— start DATA FOR THIS EXERCISE —

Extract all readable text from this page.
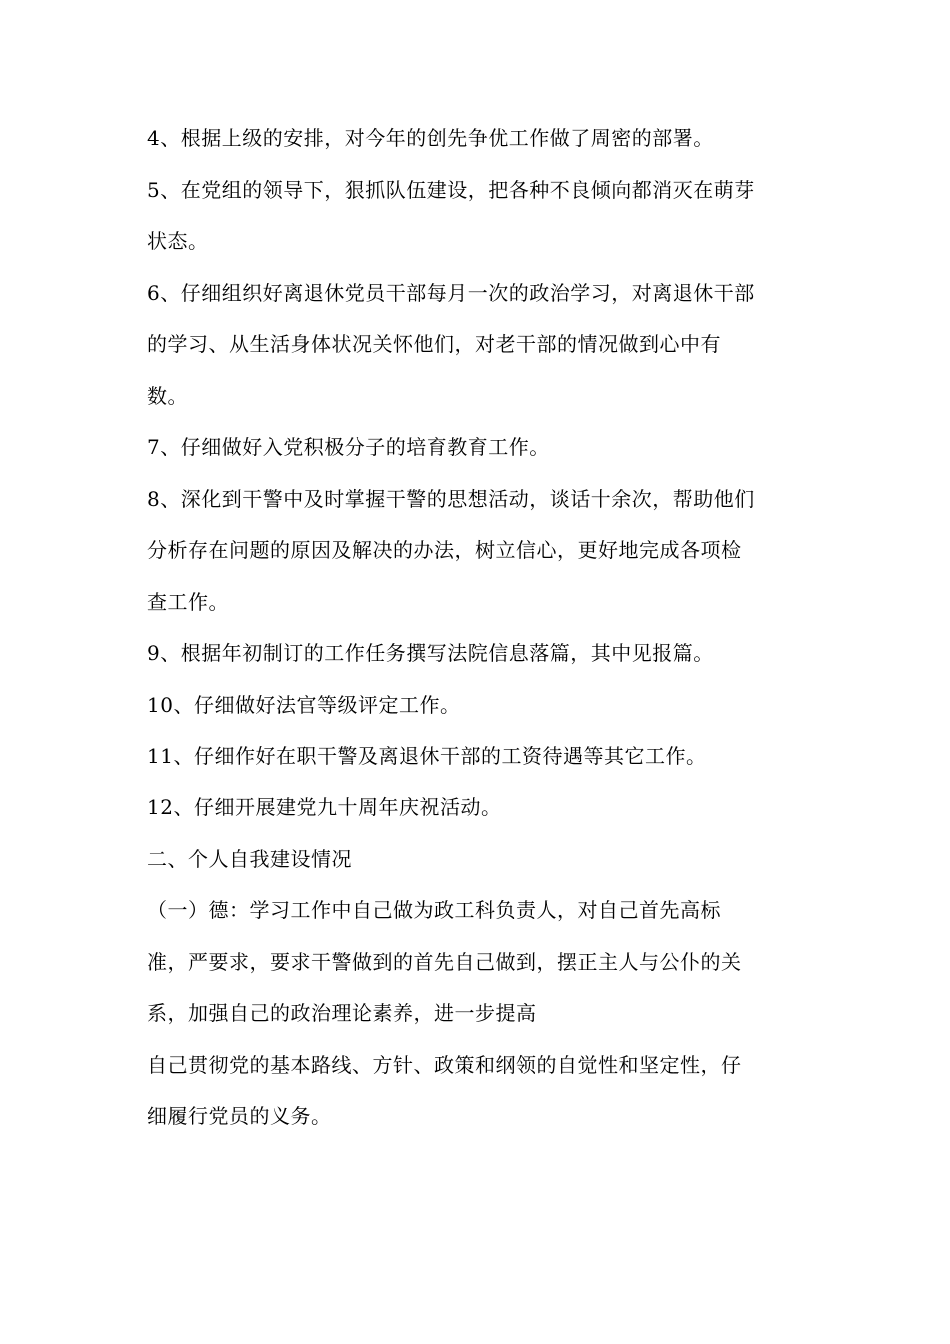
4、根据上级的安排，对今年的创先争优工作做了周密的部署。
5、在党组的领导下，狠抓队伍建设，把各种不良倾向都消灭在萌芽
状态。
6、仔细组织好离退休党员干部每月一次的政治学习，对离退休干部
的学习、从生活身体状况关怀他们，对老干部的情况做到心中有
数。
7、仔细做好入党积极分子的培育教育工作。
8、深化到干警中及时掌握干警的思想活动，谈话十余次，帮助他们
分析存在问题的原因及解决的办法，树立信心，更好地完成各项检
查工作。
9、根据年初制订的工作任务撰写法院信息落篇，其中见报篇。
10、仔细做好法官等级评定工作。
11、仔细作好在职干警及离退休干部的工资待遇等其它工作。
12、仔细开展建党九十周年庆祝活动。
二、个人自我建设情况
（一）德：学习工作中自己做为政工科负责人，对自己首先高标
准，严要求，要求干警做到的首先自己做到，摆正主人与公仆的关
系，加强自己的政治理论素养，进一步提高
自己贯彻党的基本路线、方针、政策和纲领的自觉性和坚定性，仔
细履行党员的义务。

— end DATA FOR THIS EXERCISE —

EXERCISE —
Leave the images out, please, and restate each line word for word.

OUTPUT OF THE TASK —
Extract all readable text from this page.
4、根据上级的安排，对今年的创先争优工作做了周密的部署。
5、在党组的领导下，狠抓队伍建设，把各种不良倾向都消灭在萌芽
状态。
6、仔细组织好离退休党员干部每月一次的政治学习，对离退休干部
的学习、从生活身体状况关怀他们，对老干部的情况做到心中有
数。
7、仔细做好入党积极分子的培育教育工作。
8、深化到干警中及时掌握干警的思想活动，谈话十余次，帮助他们
分析存在问题的原因及解决的办法，树立信心，更好地完成各项检
查工作。
9、根据年初制订的工作任务撰写法院信息落篇，其中见报篇。
10、仔细做好法官等级评定工作。
11、仔细作好在职干警及离退休干部的工资待遇等其它工作。
12、仔细开展建党九十周年庆祝活动。
二、个人自我建设情况
（一）德：学习工作中自己做为政工科负责人，对自己首先高标
准，严要求，要求干警做到的首先自己做到，摆正主人与公仆的关
系，加强自己的政治理论素养，进一步提高
自己贯彻党的基本路线、方针、政策和纲领的自觉性和坚定性，仔
细履行党员的义务。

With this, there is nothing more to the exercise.